▶ _Exercise goal_: Leave out the images and repeat the listing below without a single change.

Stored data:
## START

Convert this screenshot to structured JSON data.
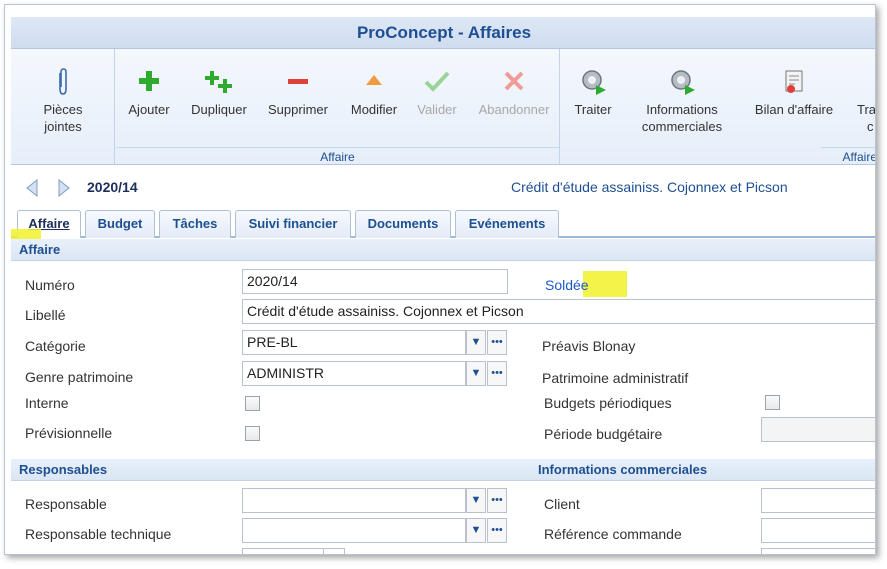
{
  "window": {
    "title": "ProConcept - Affaires"
  },
  "ribbon": {
    "attachments": {
      "label_line1": "Pièces",
      "label_line2": "jointes"
    },
    "group_affaire": {
      "label": "Affaire",
      "buttons": [
        {
          "label": "Ajouter",
          "icon": "plus-icon",
          "enabled": true
        },
        {
          "label": "Dupliquer",
          "icon": "duplicate-icon",
          "enabled": true
        },
        {
          "label": "Supprimer",
          "icon": "minus-icon",
          "enabled": true
        },
        {
          "label": "Modifier",
          "icon": "modify-icon",
          "enabled": true
        },
        {
          "label": "Valider",
          "icon": "check-icon",
          "enabled": false
        },
        {
          "label": "Abandonner",
          "icon": "x-icon",
          "enabled": false
        }
      ]
    },
    "group_affaire2": {
      "label": "Affaire",
      "buttons": [
        {
          "label": "Traiter",
          "icon": "process-gear-icon"
        },
        {
          "label_line1": "Informations",
          "label_line2": "commerciales",
          "icon": "info-gear-icon"
        },
        {
          "label": "Bilan d'affaire",
          "icon": "report-icon"
        },
        {
          "label_line1": "Tra",
          "label_line2": "c",
          "icon": "truncated-icon"
        }
      ]
    }
  },
  "record": {
    "number": "2020/14",
    "title": "Crédit d'étude assainiss. Cojonnex et Picson"
  },
  "tabs": [
    "Affaire",
    "Budget",
    "Tâches",
    "Suivi financier",
    "Documents",
    "Evénements"
  ],
  "section_affaire": {
    "header": "Affaire",
    "numero": {
      "label": "Numéro",
      "value": "2020/14",
      "status": "Soldée"
    },
    "libelle": {
      "label": "Libellé",
      "value": "Crédit d'étude assainiss. Cojonnex et Picson"
    },
    "categorie": {
      "label": "Catégorie",
      "value": "PRE-BL",
      "description": "Préavis Blonay"
    },
    "genre": {
      "label": "Genre patrimoine",
      "value": "ADMINISTR",
      "description": "Patrimoine administratif"
    },
    "interne": {
      "label": "Interne",
      "checked": false
    },
    "budgets_periodiques": {
      "label": "Budgets périodiques",
      "checked": false
    },
    "previsionnelle": {
      "label": "Prévisionnelle",
      "checked": false
    },
    "periode_budgetaire": {
      "label": "Période budgétaire",
      "value": ""
    }
  },
  "section_responsables": {
    "header": "Responsables",
    "responsable": {
      "label": "Responsable",
      "value": ""
    },
    "responsable_technique": {
      "label": "Responsable technique",
      "value": ""
    }
  },
  "section_info_commerciales": {
    "header": "Informations commerciales",
    "client": {
      "label": "Client",
      "value": ""
    },
    "reference_commande": {
      "label": "Référence commande",
      "value": ""
    }
  },
  "colors": {
    "accent": "#1d4f91",
    "highlight": "#f1f229",
    "link": "#1a57c8",
    "add_green": "#2eaa2e",
    "delete_red": "#e0403a"
  }
}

## END

▶ _Response_:
Convert this screenshot to structured JSON data.
{
  "window": {
    "title": "ProConcept - Affaires"
  },
  "ribbon": {
    "attachments": {
      "label_line1": "Pièces",
      "label_line2": "jointes"
    },
    "group_affaire": {
      "label": "Affaire",
      "buttons": [
        {
          "label": "Ajouter",
          "icon": "plus-icon",
          "enabled": true
        },
        {
          "label": "Dupliquer",
          "icon": "duplicate-icon",
          "enabled": true
        },
        {
          "label": "Supprimer",
          "icon": "minus-icon",
          "enabled": true
        },
        {
          "label": "Modifier",
          "icon": "modify-icon",
          "enabled": true
        },
        {
          "label": "Valider",
          "icon": "check-icon",
          "enabled": false
        },
        {
          "label": "Abandonner",
          "icon": "x-icon",
          "enabled": false
        }
      ]
    },
    "group_affaire2": {
      "label": "Affaire",
      "buttons": [
        {
          "label": "Traiter",
          "icon": "process-gear-icon"
        },
        {
          "label_line1": "Informations",
          "label_line2": "commerciales",
          "icon": "info-gear-icon"
        },
        {
          "label": "Bilan d'affaire",
          "icon": "report-icon"
        },
        {
          "label_line1": "Tra",
          "label_line2": "c",
          "icon": "truncated-icon"
        }
      ]
    }
  },
  "record": {
    "number": "2020/14",
    "title": "Crédit d'étude assainiss. Cojonnex et Picson"
  },
  "tabs": [
    "Affaire",
    "Budget",
    "Tâches",
    "Suivi financier",
    "Documents",
    "Evénements"
  ],
  "section_affaire": {
    "header": "Affaire",
    "numero": {
      "label": "Numéro",
      "value": "2020/14",
      "status": "Soldée"
    },
    "libelle": {
      "label": "Libellé",
      "value": "Crédit d'étude assainiss. Cojonnex et Picson"
    },
    "categorie": {
      "label": "Catégorie",
      "value": "PRE-BL",
      "description": "Préavis Blonay"
    },
    "genre": {
      "label": "Genre patrimoine",
      "value": "ADMINISTR",
      "description": "Patrimoine administratif"
    },
    "interne": {
      "label": "Interne",
      "checked": false
    },
    "budgets_periodiques": {
      "label": "Budgets périodiques",
      "checked": false
    },
    "previsionnelle": {
      "label": "Prévisionnelle",
      "checked": false
    },
    "periode_budgetaire": {
      "label": "Période budgétaire",
      "value": ""
    }
  },
  "section_responsables": {
    "header": "Responsables",
    "responsable": {
      "label": "Responsable",
      "value": ""
    },
    "responsable_technique": {
      "label": "Responsable technique",
      "value": ""
    }
  },
  "section_info_commerciales": {
    "header": "Informations commerciales",
    "client": {
      "label": "Client",
      "value": ""
    },
    "reference_commande": {
      "label": "Référence commande",
      "value": ""
    }
  },
  "colors": {
    "accent": "#1d4f91",
    "highlight": "#f1f229",
    "link": "#1a57c8",
    "add_green": "#2eaa2e",
    "delete_red": "#e0403a"
  }
}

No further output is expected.